**ENTRIES:**
>>
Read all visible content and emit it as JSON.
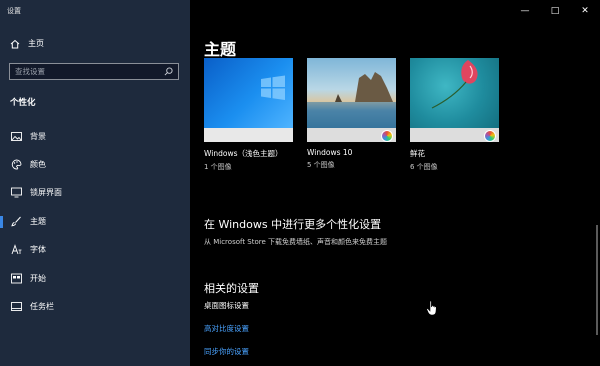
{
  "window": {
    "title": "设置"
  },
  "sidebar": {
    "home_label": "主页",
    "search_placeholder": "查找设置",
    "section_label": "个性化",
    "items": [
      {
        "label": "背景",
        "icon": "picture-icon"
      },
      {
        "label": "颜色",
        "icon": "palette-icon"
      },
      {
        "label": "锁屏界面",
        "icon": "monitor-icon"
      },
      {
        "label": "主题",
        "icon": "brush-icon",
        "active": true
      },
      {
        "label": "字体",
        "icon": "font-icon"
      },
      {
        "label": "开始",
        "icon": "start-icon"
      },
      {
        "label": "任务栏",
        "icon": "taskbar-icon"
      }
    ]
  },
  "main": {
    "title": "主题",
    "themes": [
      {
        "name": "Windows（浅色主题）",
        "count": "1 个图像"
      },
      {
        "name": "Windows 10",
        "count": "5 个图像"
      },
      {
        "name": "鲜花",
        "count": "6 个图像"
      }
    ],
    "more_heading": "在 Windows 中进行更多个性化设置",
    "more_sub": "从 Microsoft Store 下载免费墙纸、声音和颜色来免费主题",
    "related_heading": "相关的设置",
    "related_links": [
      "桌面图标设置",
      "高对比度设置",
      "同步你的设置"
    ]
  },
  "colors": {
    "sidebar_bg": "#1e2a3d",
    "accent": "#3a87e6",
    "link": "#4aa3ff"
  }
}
<<
**EXERCISE REQUIREMENTS:** Search the listing above for the string "icon". Copy every line that contains it.

**RESULT FOR THIS TASK:**
        "icon": "picture-icon"
        "icon": "palette-icon"
        "icon": "monitor-icon"
        "icon": "brush-icon",
        "icon": "font-icon"
        "icon": "start-icon"
        "icon": "taskbar-icon"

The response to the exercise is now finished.